## Written problem
Without the pictures, print each of the records below exactly as it appears.

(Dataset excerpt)
>>

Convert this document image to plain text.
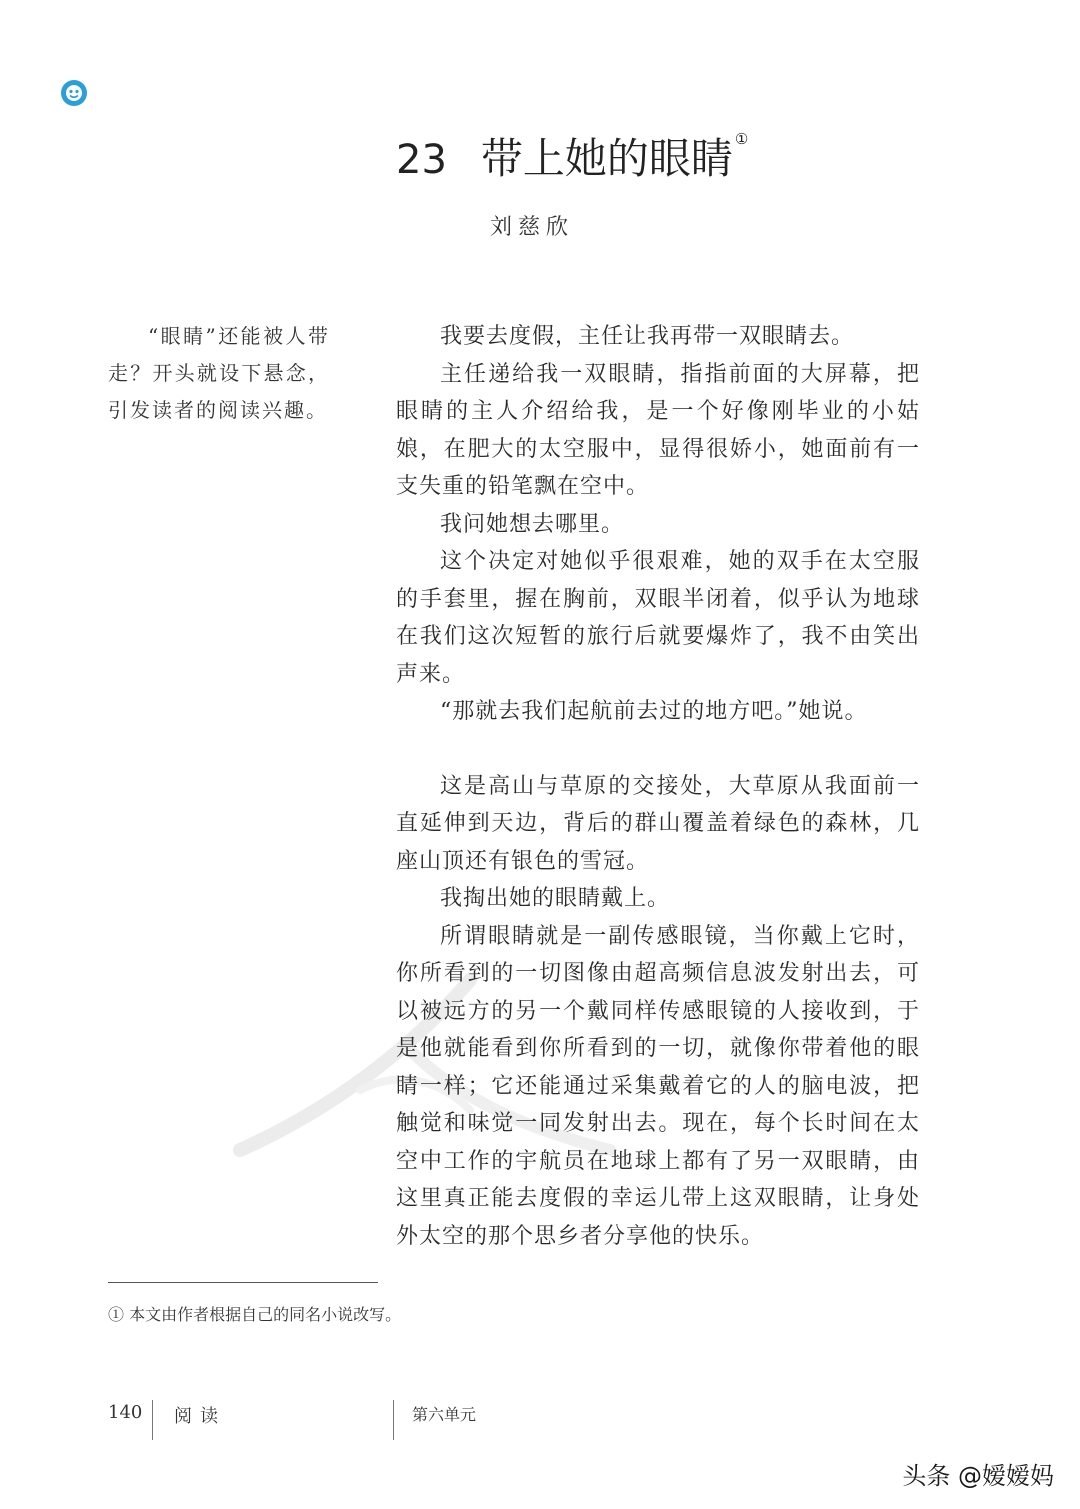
23 带上她的眼睛 ①
刘慈欣
“眼睛”还能被人带走？开头就设下悬念，引发读者的阅读兴趣。

我要去度假，主任让我再带一双眼睛去。

主任递给我一双眼睛，指指前面的大屏幕，把眼睛的主人介绍给我，是一个好像刚毕业的小姑娘，在肥大的太空服中，显得很娇小，她面前有一支失重的铅笔飘在空中。

我问她想去哪里。

这个决定对她似乎很艰难，她的双手在太空服的手套里，握在胸前，双眼半闭着，似乎认为地球在我们这次短暂的旅行后就要爆炸了，我不由笑出声来。

“那就去我们起航前去过的地方吧。”她说。

这是高山与草原的交接处，大草原从我面前一直延伸到天边，背后的群山覆盖着绿色的森林，几座山顶还有银色的雪冠。

我掏出她的眼睛戴上。

所谓眼睛就是一副传感眼镜，当你戴上它时，你所看到的一切图像由超高频信息波发射出去，可以被远方的另一个戴同样传感眼镜的人接收到，于是他就能看到你所看到的一切，就像你带着他的眼睛一样；它还能通过采集戴着它的人的脑电波，把触觉和味觉一同发射出去。现在，每个长时间在太空中工作的宇航员在地球上都有了另一双眼睛，由这里真正能去度假的幸运儿带上这双眼睛，让身处外太空的那个思乡者分享他的快乐。

① 本文由作者根据自己的同名小说改写。
140 阅读	第六单元
头条 @嫒嫒妈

<<

## Written solution
Convert this document image to plain text.
23 带上她的眼睛 ①
刘慈欣
“眼睛”还能被人带走？开头就设下悬念，引发读者的阅读兴趣。

我要去度假，主任让我再带一双眼睛去。

主任递给我一双眼睛，指指前面的大屏幕，把眼睛的主人介绍给我，是一个好像刚毕业的小姑娘，在肥大的太空服中，显得很娇小，她面前有一支失重的铅笔飘在空中。

我问她想去哪里。

这个决定对她似乎很艰难，她的双手在太空服的手套里，握在胸前，双眼半闭着，似乎认为地球在我们这次短暂的旅行后就要爆炸了，我不由笑出声来。

“那就去我们起航前去过的地方吧。”她说。

这是高山与草原的交接处，大草原从我面前一直延伸到天边，背后的群山覆盖着绿色的森林，几座山顶还有银色的雪冠。

我掏出她的眼睛戴上。

所谓眼睛就是一副传感眼镜，当你戴上它时，你所看到的一切图像由超高频信息波发射出去，可以被远方的另一个戴同样传感眼镜的人接收到，于是他就能看到你所看到的一切，就像你带着他的眼睛一样；它还能通过采集戴着它的人的脑电波，把触觉和味觉一同发射出去。现在，每个长时间在太空中工作的宇航员在地球上都有了另一双眼睛，由这里真正能去度假的幸运儿带上这双眼睛，让身处外太空的那个思乡者分享他的快乐。

① 本文由作者根据自己的同名小说改写。
140 阅读	第六单元
头条 @嫒嫒妈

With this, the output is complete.